--- START OF Records shown ---

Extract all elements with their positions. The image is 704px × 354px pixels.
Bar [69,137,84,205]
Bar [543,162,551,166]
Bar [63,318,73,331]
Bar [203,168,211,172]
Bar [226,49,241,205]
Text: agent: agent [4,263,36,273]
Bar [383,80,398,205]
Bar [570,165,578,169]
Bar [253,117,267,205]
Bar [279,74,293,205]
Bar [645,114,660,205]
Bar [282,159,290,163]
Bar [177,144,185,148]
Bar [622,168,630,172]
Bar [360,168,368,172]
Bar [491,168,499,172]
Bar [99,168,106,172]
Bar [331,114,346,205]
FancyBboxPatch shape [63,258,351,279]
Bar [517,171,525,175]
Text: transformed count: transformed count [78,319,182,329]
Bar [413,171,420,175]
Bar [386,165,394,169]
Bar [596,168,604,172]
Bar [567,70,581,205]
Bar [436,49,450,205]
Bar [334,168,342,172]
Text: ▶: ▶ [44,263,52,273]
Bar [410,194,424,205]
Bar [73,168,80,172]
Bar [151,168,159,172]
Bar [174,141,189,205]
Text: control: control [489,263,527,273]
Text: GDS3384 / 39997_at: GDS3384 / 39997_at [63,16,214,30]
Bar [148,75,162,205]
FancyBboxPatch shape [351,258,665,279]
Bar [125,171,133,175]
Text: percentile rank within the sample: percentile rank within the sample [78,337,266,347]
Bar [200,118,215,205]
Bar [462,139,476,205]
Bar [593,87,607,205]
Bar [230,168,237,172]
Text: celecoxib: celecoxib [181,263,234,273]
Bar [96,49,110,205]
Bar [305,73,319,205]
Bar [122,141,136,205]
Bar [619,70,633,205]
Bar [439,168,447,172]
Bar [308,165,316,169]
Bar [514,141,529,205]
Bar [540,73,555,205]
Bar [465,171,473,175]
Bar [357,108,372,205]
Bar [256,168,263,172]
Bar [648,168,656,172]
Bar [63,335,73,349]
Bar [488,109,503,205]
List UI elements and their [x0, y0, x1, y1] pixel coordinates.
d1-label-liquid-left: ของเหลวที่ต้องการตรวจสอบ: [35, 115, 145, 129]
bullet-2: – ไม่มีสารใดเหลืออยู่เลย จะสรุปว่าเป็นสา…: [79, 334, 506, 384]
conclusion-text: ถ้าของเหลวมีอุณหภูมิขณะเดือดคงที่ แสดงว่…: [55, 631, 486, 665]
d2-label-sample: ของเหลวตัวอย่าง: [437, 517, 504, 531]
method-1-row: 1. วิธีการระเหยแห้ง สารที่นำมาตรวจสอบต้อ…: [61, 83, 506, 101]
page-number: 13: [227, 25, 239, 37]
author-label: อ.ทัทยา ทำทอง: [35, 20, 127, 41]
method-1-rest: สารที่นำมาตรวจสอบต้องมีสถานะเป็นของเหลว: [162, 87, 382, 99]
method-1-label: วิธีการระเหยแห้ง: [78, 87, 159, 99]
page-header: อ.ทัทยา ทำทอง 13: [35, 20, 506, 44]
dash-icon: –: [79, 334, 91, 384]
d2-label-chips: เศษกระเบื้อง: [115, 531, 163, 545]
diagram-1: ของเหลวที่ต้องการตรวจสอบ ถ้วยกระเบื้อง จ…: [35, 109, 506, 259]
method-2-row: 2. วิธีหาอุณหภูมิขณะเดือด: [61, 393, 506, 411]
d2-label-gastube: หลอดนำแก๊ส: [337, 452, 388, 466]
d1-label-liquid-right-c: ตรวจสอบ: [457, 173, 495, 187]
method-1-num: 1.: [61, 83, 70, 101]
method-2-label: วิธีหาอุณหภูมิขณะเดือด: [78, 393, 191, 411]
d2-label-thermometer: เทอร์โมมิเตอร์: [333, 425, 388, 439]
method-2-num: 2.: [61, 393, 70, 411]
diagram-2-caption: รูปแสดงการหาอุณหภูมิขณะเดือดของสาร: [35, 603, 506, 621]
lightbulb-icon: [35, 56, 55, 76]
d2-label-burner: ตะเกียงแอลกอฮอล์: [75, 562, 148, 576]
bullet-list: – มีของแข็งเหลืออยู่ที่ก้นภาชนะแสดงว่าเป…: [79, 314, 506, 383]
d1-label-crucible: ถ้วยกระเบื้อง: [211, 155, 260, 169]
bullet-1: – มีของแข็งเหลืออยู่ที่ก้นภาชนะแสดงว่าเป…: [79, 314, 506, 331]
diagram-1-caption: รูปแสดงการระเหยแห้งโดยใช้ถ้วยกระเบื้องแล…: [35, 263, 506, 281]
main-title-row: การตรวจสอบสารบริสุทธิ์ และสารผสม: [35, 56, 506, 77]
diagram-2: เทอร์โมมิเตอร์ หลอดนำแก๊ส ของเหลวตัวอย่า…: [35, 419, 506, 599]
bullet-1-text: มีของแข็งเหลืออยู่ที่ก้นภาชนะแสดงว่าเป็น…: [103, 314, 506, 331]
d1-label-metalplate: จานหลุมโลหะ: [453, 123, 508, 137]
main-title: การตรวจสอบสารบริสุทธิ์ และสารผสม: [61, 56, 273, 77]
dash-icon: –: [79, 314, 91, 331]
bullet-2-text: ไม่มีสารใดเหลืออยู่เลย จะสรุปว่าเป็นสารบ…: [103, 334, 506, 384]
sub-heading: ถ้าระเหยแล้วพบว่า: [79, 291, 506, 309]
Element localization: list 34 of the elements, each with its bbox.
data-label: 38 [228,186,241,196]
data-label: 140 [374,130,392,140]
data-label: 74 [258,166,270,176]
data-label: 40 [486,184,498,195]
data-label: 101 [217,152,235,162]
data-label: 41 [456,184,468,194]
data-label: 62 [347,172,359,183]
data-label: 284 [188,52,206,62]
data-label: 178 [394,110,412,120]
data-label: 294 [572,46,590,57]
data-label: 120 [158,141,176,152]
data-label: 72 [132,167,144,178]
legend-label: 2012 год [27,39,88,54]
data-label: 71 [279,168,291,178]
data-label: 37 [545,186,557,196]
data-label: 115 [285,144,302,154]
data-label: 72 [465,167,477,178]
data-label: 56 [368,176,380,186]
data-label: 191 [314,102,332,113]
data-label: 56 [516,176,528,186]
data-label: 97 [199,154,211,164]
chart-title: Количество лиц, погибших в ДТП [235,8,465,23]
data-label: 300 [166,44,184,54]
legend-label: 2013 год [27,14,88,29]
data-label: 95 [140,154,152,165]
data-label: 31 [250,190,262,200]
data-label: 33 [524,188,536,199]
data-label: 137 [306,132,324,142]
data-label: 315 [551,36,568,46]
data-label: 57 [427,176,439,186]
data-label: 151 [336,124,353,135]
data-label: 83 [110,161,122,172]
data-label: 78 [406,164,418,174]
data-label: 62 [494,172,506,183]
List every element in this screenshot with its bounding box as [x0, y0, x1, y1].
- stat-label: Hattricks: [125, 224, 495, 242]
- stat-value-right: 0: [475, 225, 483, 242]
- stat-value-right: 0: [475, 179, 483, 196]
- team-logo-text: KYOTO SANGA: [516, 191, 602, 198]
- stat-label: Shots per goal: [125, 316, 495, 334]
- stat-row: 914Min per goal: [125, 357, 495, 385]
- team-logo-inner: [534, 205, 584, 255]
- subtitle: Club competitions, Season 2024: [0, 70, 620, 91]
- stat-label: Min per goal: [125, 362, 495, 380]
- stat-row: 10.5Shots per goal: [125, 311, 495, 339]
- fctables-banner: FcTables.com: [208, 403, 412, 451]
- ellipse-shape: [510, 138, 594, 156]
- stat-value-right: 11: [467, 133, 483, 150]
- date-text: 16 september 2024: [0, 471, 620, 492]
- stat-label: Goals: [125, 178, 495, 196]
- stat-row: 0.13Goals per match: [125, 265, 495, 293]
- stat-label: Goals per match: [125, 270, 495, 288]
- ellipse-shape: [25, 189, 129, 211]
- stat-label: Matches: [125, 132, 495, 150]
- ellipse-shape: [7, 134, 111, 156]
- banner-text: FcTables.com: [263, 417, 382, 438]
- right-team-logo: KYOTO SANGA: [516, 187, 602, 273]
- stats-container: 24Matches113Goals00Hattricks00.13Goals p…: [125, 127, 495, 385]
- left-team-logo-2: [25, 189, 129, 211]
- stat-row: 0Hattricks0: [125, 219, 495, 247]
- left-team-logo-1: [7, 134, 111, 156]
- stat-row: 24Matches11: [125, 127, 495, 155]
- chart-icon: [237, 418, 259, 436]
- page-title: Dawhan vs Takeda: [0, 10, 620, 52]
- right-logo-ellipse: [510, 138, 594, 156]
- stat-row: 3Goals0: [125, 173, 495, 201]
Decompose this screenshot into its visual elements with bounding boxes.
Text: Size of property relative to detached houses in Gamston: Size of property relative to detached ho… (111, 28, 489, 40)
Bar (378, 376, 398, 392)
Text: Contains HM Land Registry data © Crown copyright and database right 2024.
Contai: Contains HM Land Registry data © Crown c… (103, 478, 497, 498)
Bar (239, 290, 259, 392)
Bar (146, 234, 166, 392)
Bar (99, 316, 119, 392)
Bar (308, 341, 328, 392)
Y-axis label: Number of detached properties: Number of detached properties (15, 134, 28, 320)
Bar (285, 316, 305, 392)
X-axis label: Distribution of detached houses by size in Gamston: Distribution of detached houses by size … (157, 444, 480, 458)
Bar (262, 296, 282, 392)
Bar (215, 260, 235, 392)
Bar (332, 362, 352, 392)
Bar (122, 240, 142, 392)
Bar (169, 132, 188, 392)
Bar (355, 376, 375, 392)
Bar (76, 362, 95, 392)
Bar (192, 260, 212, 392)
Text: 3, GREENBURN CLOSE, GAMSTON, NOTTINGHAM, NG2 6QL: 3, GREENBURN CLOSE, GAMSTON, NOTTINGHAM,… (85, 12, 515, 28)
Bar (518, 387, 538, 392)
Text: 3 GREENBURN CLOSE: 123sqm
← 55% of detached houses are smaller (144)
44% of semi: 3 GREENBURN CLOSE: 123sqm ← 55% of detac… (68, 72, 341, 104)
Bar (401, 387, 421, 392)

--- END OF Records shown ---

### Problem details
Reproduce the entries above word for word, starting from the first line of the entries and continuing up to and including the line that contains "Bar [488,109,503,205]".

### Problem solution
Extract all elements with their positions. The image is 704px × 354px pixels.
Bar [69,137,84,205]
Bar [543,162,551,166]
Bar [63,318,73,331]
Bar [203,168,211,172]
Bar [226,49,241,205]
Text: agent: agent [4,263,36,273]
Bar [383,80,398,205]
Bar [570,165,578,169]
Bar [253,117,267,205]
Bar [279,74,293,205]
Bar [645,114,660,205]
Bar [282,159,290,163]
Bar [177,144,185,148]
Bar [622,168,630,172]
Bar [360,168,368,172]
Bar [491,168,499,172]
Bar [99,168,106,172]
Bar [331,114,346,205]
FancyBboxPatch shape [63,258,351,279]
Bar [517,171,525,175]
Text: transformed count: transformed count [78,319,182,329]
Bar [413,171,420,175]
Bar [386,165,394,169]
Bar [596,168,604,172]
Bar [567,70,581,205]
Bar [436,49,450,205]
Bar [334,168,342,172]
Text: ▶: ▶ [44,263,52,273]
Bar [410,194,424,205]
Bar [73,168,80,172]
Bar [151,168,159,172]
Bar [174,141,189,205]
Text: control: control [489,263,527,273]
Text: GDS3384 / 39997_at: GDS3384 / 39997_at [63,16,214,30]
Bar [148,75,162,205]
FancyBboxPatch shape [351,258,665,279]
Bar [125,171,133,175]
Text: percentile rank within the sample: percentile rank within the sample [78,337,266,347]
Bar [200,118,215,205]
Bar [462,139,476,205]
Bar [593,87,607,205]
Bar [230,168,237,172]
Text: celecoxib: celecoxib [181,263,234,273]
Bar [96,49,110,205]
Bar [305,73,319,205]
Bar [122,141,136,205]
Bar [619,70,633,205]
Bar [439,168,447,172]
Bar [308,165,316,169]
Bar [514,141,529,205]
Bar [540,73,555,205]
Bar [465,171,473,175]
Bar [357,108,372,205]
Bar [256,168,263,172]
Bar [648,168,656,172]
Bar [63,335,73,349]
Bar [488,109,503,205]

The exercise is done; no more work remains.